Exercise instructions ->
Without altering anything, output the material below.

Data for this task ->
=======

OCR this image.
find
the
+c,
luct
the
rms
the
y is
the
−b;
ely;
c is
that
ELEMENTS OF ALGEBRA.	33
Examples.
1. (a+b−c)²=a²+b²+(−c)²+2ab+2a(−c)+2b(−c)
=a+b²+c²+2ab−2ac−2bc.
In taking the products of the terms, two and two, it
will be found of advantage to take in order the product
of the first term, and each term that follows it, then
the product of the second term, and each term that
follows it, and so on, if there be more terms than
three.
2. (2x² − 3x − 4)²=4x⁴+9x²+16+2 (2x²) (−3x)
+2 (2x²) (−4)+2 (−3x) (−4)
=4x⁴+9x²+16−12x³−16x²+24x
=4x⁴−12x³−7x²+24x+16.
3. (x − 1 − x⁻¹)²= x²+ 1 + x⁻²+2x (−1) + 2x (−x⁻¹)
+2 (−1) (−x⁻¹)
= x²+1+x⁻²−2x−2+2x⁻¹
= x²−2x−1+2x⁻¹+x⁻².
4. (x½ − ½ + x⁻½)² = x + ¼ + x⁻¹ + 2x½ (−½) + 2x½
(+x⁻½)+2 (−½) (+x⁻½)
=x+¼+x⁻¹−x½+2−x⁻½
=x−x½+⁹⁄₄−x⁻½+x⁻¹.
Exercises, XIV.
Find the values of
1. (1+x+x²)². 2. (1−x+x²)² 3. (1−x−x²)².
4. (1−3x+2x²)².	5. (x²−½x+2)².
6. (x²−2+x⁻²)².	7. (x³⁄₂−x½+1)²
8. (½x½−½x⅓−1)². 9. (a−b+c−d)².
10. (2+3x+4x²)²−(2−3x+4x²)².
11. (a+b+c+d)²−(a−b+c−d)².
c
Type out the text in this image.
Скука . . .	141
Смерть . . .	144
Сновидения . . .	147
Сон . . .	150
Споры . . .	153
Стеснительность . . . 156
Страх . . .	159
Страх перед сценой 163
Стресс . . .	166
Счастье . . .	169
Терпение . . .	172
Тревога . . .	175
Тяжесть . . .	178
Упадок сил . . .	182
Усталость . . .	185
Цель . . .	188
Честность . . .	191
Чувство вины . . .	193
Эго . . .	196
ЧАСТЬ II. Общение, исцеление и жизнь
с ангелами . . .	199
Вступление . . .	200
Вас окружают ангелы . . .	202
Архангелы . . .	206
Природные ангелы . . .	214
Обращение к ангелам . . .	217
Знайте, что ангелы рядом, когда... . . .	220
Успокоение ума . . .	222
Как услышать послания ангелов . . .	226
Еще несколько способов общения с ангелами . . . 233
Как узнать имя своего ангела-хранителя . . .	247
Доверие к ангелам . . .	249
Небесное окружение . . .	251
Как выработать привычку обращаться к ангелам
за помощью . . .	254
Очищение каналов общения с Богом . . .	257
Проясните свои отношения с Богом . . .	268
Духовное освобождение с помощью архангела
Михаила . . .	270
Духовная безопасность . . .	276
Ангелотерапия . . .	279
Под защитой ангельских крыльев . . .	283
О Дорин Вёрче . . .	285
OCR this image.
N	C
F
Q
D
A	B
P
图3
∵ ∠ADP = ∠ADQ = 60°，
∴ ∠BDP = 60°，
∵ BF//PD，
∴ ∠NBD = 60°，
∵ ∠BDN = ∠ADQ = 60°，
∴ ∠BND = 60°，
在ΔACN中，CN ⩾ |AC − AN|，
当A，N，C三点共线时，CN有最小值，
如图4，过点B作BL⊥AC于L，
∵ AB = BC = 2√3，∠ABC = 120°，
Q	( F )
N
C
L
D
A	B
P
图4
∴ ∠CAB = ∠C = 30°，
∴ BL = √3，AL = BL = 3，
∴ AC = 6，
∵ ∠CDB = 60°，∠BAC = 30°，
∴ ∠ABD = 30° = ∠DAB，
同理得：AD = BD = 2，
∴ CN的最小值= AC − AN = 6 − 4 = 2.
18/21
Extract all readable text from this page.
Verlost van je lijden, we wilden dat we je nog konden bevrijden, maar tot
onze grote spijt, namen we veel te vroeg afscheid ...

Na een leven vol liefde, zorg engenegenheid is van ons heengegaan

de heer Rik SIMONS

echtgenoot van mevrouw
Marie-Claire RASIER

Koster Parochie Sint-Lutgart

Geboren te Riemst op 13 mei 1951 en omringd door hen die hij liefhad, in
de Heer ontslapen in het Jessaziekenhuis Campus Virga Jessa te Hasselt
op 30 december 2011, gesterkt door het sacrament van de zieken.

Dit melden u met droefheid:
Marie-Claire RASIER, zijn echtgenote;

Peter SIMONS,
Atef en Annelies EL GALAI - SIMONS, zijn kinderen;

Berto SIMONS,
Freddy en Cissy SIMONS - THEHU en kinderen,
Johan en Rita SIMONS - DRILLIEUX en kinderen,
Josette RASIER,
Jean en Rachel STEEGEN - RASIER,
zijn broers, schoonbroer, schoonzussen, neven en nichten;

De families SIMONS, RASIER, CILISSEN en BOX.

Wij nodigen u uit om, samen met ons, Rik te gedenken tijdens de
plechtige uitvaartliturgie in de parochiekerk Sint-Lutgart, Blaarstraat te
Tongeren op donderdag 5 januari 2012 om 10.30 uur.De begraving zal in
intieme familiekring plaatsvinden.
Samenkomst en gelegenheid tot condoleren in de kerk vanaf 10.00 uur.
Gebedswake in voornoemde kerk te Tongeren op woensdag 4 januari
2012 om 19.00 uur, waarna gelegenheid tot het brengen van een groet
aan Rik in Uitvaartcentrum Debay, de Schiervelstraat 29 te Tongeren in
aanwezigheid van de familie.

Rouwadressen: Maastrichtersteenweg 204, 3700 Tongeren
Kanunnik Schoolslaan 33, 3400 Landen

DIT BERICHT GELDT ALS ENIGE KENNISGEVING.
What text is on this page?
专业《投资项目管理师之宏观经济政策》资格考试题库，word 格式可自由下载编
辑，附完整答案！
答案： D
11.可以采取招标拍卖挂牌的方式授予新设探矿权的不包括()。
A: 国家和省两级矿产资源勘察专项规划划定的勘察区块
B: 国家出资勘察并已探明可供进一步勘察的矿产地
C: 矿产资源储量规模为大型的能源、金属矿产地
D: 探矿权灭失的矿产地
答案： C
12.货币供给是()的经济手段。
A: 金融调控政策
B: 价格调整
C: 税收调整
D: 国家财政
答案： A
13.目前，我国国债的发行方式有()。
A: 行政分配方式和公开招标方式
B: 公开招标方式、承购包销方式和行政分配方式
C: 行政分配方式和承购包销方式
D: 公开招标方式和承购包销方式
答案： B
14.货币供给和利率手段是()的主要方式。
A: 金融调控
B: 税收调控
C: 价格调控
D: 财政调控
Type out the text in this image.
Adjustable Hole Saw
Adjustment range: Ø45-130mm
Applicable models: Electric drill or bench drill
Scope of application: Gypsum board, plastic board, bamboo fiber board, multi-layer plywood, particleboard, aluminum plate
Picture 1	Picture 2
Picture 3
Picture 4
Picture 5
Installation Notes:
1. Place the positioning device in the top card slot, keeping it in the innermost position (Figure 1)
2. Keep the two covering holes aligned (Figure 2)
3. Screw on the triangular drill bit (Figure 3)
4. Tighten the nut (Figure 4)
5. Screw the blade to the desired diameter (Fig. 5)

=======

Full response ->
OCR this image.
find
the
+c,
luct
the
rms
the
y is
the
−b;
ely;
c is
that
ELEMENTS OF ALGEBRA.	33
Examples.
1. (a+b−c)²=a²+b²+(−c)²+2ab+2a(−c)+2b(−c)
=a+b²+c²+2ab−2ac−2bc.
In taking the products of the terms, two and two, it
will be found of advantage to take in order the product
of the first term, and each term that follows it, then
the product of the second term, and each term that
follows it, and so on, if there be more terms than
three.
2. (2x² − 3x − 4)²=4x⁴+9x²+16+2 (2x²) (−3x)
+2 (2x²) (−4)+2 (−3x) (−4)
=4x⁴+9x²+16−12x³−16x²+24x
=4x⁴−12x³−7x²+24x+16.
3. (x − 1 − x⁻¹)²= x²+ 1 + x⁻²+2x (−1) + 2x (−x⁻¹)
+2 (−1) (−x⁻¹)
= x²+1+x⁻²−2x−2+2x⁻¹
= x²−2x−1+2x⁻¹+x⁻².
4. (x½ − ½ + x⁻½)² = x + ¼ + x⁻¹ + 2x½ (−½) + 2x½
(+x⁻½)+2 (−½) (+x⁻½)
=x+¼+x⁻¹−x½+2−x⁻½
=x−x½+⁹⁄₄−x⁻½+x⁻¹.
Exercises, XIV.
Find the values of
1. (1+x+x²)². 2. (1−x+x²)² 3. (1−x−x²)².
4. (1−3x+2x²)².	5. (x²−½x+2)².
6. (x²−2+x⁻²)².	7. (x³⁄₂−x½+1)²
8. (½x½−½x⅓−1)². 9. (a−b+c−d)².
10. (2+3x+4x²)²−(2−3x+4x²)².
11. (a+b+c+d)²−(a−b+c−d)².
c
Type out the text in this image.
Скука . . .	141
Смерть . . .	144
Сновидения . . .	147
Сон . . .	150
Споры . . .	153
Стеснительность . . . 156
Страх . . .	159
Страх перед сценой 163
Стресс . . .	166
Счастье . . .	169
Терпение . . .	172
Тревога . . .	175
Тяжесть . . .	178
Упадок сил . . .	182
Усталость . . .	185
Цель . . .	188
Честность . . .	191
Чувство вины . . .	193
Эго . . .	196
ЧАСТЬ II. Общение, исцеление и жизнь
с ангелами . . .	199
Вступление . . .	200
Вас окружают ангелы . . .	202
Архангелы . . .	206
Природные ангелы . . .	214
Обращение к ангелам . . .	217
Знайте, что ангелы рядом, когда... . . .	220
Успокоение ума . . .	222
Как услышать послания ангелов . . .	226
Еще несколько способов общения с ангелами . . . 233
Как узнать имя своего ангела-хранителя . . .	247
Доверие к ангелам . . .	249
Небесное окружение . . .	251
Как выработать привычку обращаться к ангелам
за помощью . . .	254
Очищение каналов общения с Богом . . .	257
Проясните свои отношения с Богом . . .	268
Духовное освобождение с помощью архангела
Михаила . . .	270
Духовная безопасность . . .	276
Ангелотерапия . . .	279
Под защитой ангельских крыльев . . .	283
О Дорин Вёрче . . .	285
OCR this image.
N	C
F
Q
D
A	B
P
图3
∵ ∠ADP = ∠ADQ = 60°，
∴ ∠BDP = 60°，
∵ BF//PD，
∴ ∠NBD = 60°，
∵ ∠BDN = ∠ADQ = 60°，
∴ ∠BND = 60°，
在ΔACN中，CN ⩾ |AC − AN|，
当A，N，C三点共线时，CN有最小值，
如图4，过点B作BL⊥AC于L，
∵ AB = BC = 2√3，∠ABC = 120°，
Q	( F )
N
C
L
D
A	B
P
图4
∴ ∠CAB = ∠C = 30°，
∴ BL = √3，AL = BL = 3，
∴ AC = 6，
∵ ∠CDB = 60°，∠BAC = 30°，
∴ ∠ABD = 30° = ∠DAB，
同理得：AD = BD = 2，
∴ CN的最小值= AC − AN = 6 − 4 = 2.
18/21
Extract all readable text from this page.
Verlost van je lijden, we wilden dat we je nog konden bevrijden, maar tot
onze grote spijt, namen we veel te vroeg afscheid ...

Na een leven vol liefde, zorg engenegenheid is van ons heengegaan

de heer Rik SIMONS

echtgenoot van mevrouw
Marie-Claire RASIER

Koster Parochie Sint-Lutgart

Geboren te Riemst op 13 mei 1951 en omringd door hen die hij liefhad, in
de Heer ontslapen in het Jessaziekenhuis Campus Virga Jessa te Hasselt
op 30 december 2011, gesterkt door het sacrament van de zieken.

Dit melden u met droefheid:
Marie-Claire RASIER, zijn echtgenote;

Peter SIMONS,
Atef en Annelies EL GALAI - SIMONS, zijn kinderen;

Berto SIMONS,
Freddy en Cissy SIMONS - THEHU en kinderen,
Johan en Rita SIMONS - DRILLIEUX en kinderen,
Josette RASIER,
Jean en Rachel STEEGEN - RASIER,
zijn broers, schoonbroer, schoonzussen, neven en nichten;

De families SIMONS, RASIER, CILISSEN en BOX.

Wij nodigen u uit om, samen met ons, Rik te gedenken tijdens de
plechtige uitvaartliturgie in de parochiekerk Sint-Lutgart, Blaarstraat te
Tongeren op donderdag 5 januari 2012 om 10.30 uur.De begraving zal in
intieme familiekring plaatsvinden.
Samenkomst en gelegenheid tot condoleren in de kerk vanaf 10.00 uur.
Gebedswake in voornoemde kerk te Tongeren op woensdag 4 januari
2012 om 19.00 uur, waarna gelegenheid tot het brengen van een groet
aan Rik in Uitvaartcentrum Debay, de Schiervelstraat 29 te Tongeren in
aanwezigheid van de familie.

Rouwadressen: Maastrichtersteenweg 204, 3700 Tongeren
Kanunnik Schoolslaan 33, 3400 Landen

DIT BERICHT GELDT ALS ENIGE KENNISGEVING.
What text is on this page?
专业《投资项目管理师之宏观经济政策》资格考试题库，word 格式可自由下载编
辑，附完整答案！
答案： D
11.可以采取招标拍卖挂牌的方式授予新设探矿权的不包括()。
A: 国家和省两级矿产资源勘察专项规划划定的勘察区块
B: 国家出资勘察并已探明可供进一步勘察的矿产地
C: 矿产资源储量规模为大型的能源、金属矿产地
D: 探矿权灭失的矿产地
答案： C
12.货币供给是()的经济手段。
A: 金融调控政策
B: 价格调整
C: 税收调整
D: 国家财政
答案： A
13.目前，我国国债的发行方式有()。
A: 行政分配方式和公开招标方式
B: 公开招标方式、承购包销方式和行政分配方式
C: 行政分配方式和承购包销方式
D: 公开招标方式和承购包销方式
答案： B
14.货币供给和利率手段是()的主要方式。
A: 金融调控
B: 税收调控
C: 价格调控
D: 财政调控
Type out the text in this image.
Adjustable Hole Saw
Adjustment range: Ø45-130mm
Applicable models: Electric drill or bench drill
Scope of application: Gypsum board, plastic board, bamboo fiber board, multi-layer plywood, particleboard, aluminum plate
Picture 1	Picture 2
Picture 3
Picture 4
Picture 5
Installation Notes:
1. Place the positioning device in the top card slot, keeping it in the innermost position (Figure 1)
2. Keep the two covering holes aligned (Figure 2)
3. Screw on the triangular drill bit (Figure 3)
4. Tighten the nut (Figure 4)
5. Screw the blade to the desired diameter (Fig. 5)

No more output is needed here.